Excerpt from a dataset
--- START ---
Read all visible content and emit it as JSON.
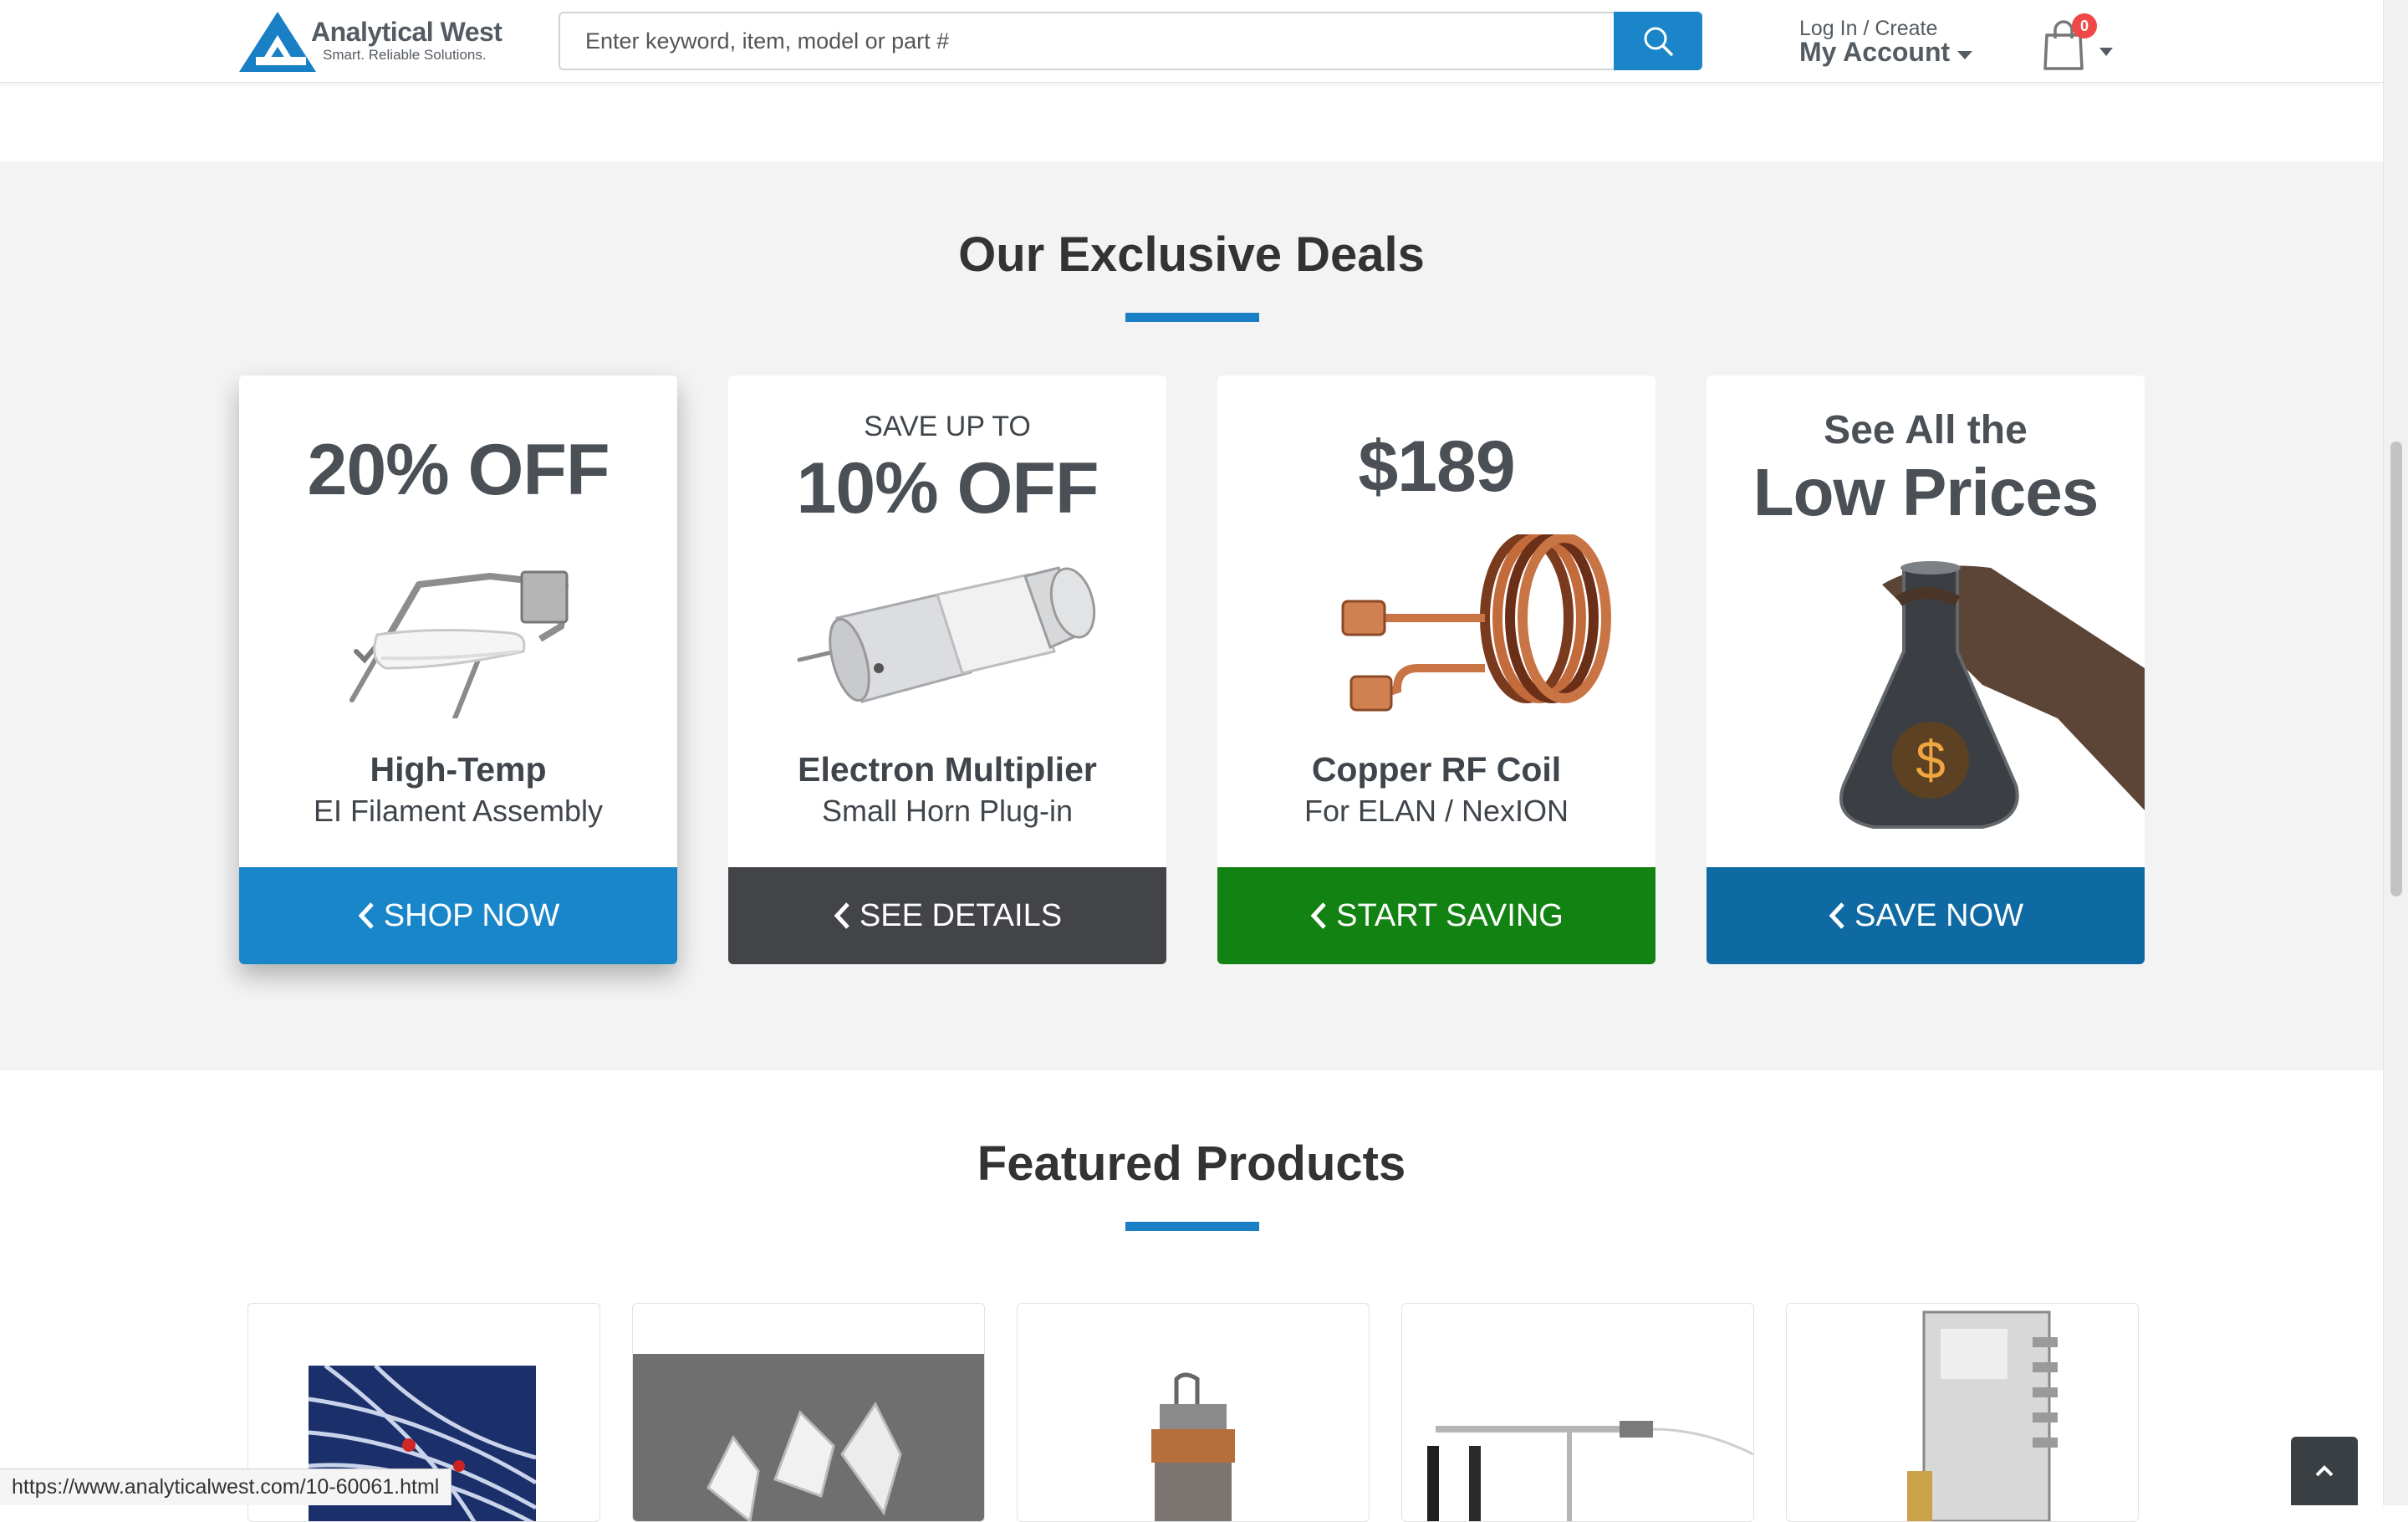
{
  "header": {
    "logo_name": "Analytical West",
    "logo_tagline": "Smart. Reliable Solutions.",
    "search_placeholder": "Enter keyword, item, model or part #",
    "account_small": "Log In / Create",
    "account_big": "My Account",
    "cart_count": "0"
  },
  "deals": {
    "title": "Our Exclusive Deals",
    "cards": [
      {
        "small": "",
        "price": "20% OFF",
        "name": "High-Temp",
        "sub": "EI Filament Assembly",
        "button": "SHOP NOW",
        "color": "#1886c8"
      },
      {
        "small": "SAVE UP TO",
        "price": "10% OFF",
        "name": "Electron Multiplier",
        "sub": "Small Horn Plug-in",
        "button": "SEE DETAILS",
        "color": "#424448"
      },
      {
        "small": "",
        "price": "$189",
        "name": "Copper RF Coil",
        "sub": "For ELAN / NexION",
        "button": "START SAVING",
        "color": "#128212"
      },
      {
        "small": "See All the",
        "price": "Low Prices",
        "name": "",
        "sub": "",
        "button": "SAVE NOW",
        "color": "#0f6aa4"
      }
    ]
  },
  "featured": {
    "title": "Featured Products"
  },
  "status_url": "https://www.analyticalwest.com/10-60061.html",
  "colors": {
    "accent": "#1a86c9",
    "title_bar": "#1a7fc4",
    "section_bg": "#f3f3f3",
    "badge": "#f04747"
  },
  "icons": [
    "logo-triangle-icon",
    "search-icon",
    "caret-down-icon",
    "cart-icon",
    "chevron-left-icon",
    "chevron-up-icon"
  ]
}
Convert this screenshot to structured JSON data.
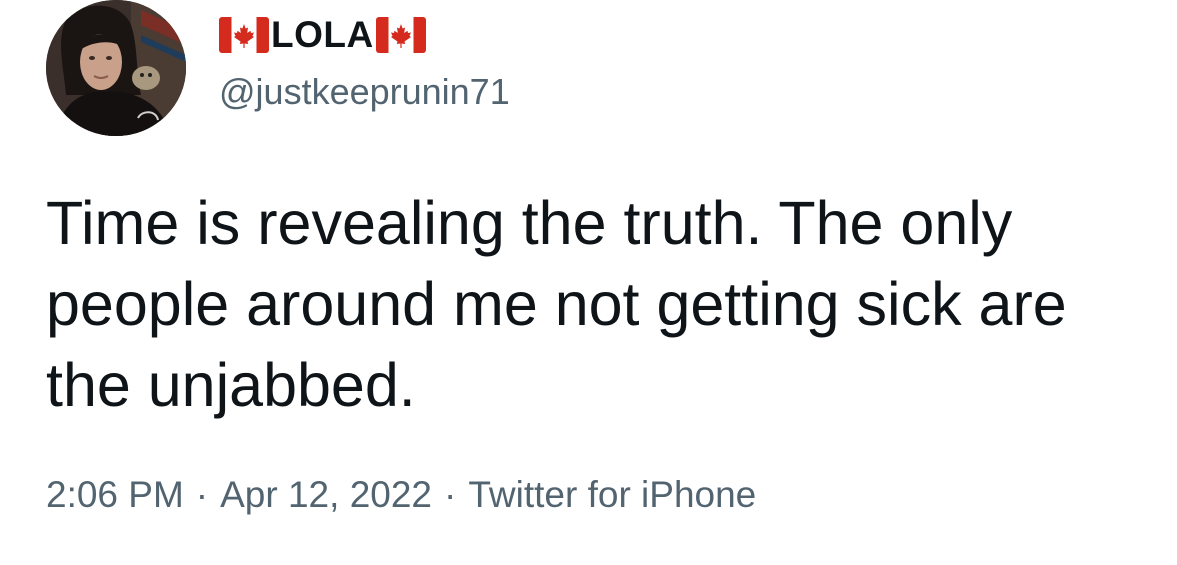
--- END ---
== Work to do ==
Print the whole listing above once more, word for word, without its pictures.

== Task solution ==
Read all visible content and emit it as JSON.
{
  "header": {
    "logo_name": "Analytical West",
    "logo_tagline": "Smart. Reliable Solutions.",
    "search_placeholder": "Enter keyword, item, model or part #",
    "account_small": "Log In / Create",
    "account_big": "My Account",
    "cart_count": "0"
  },
  "deals": {
    "title": "Our Exclusive Deals",
    "cards": [
      {
        "small": "",
        "price": "20% OFF",
        "name": "High-Temp",
        "sub": "EI Filament Assembly",
        "button": "SHOP NOW",
        "color": "#1886c8"
      },
      {
        "small": "SAVE UP TO",
        "price": "10% OFF",
        "name": "Electron Multiplier",
        "sub": "Small Horn Plug-in",
        "button": "SEE DETAILS",
        "color": "#424448"
      },
      {
        "small": "",
        "price": "$189",
        "name": "Copper RF Coil",
        "sub": "For ELAN / NexION",
        "button": "START SAVING",
        "color": "#128212"
      },
      {
        "small": "See All the",
        "price": "Low Prices",
        "name": "",
        "sub": "",
        "button": "SAVE NOW",
        "color": "#0f6aa4"
      }
    ]
  },
  "featured": {
    "title": "Featured Products"
  },
  "status_url": "https://www.analyticalwest.com/10-60061.html",
  "colors": {
    "accent": "#1a86c9",
    "title_bar": "#1a7fc4",
    "section_bg": "#f3f3f3",
    "badge": "#f04747"
  },
  "icons": [
    "logo-triangle-icon",
    "search-icon",
    "caret-down-icon",
    "cart-icon",
    "chevron-left-icon",
    "chevron-up-icon"
  ]
}
Convert this screenshot to structured JSON data.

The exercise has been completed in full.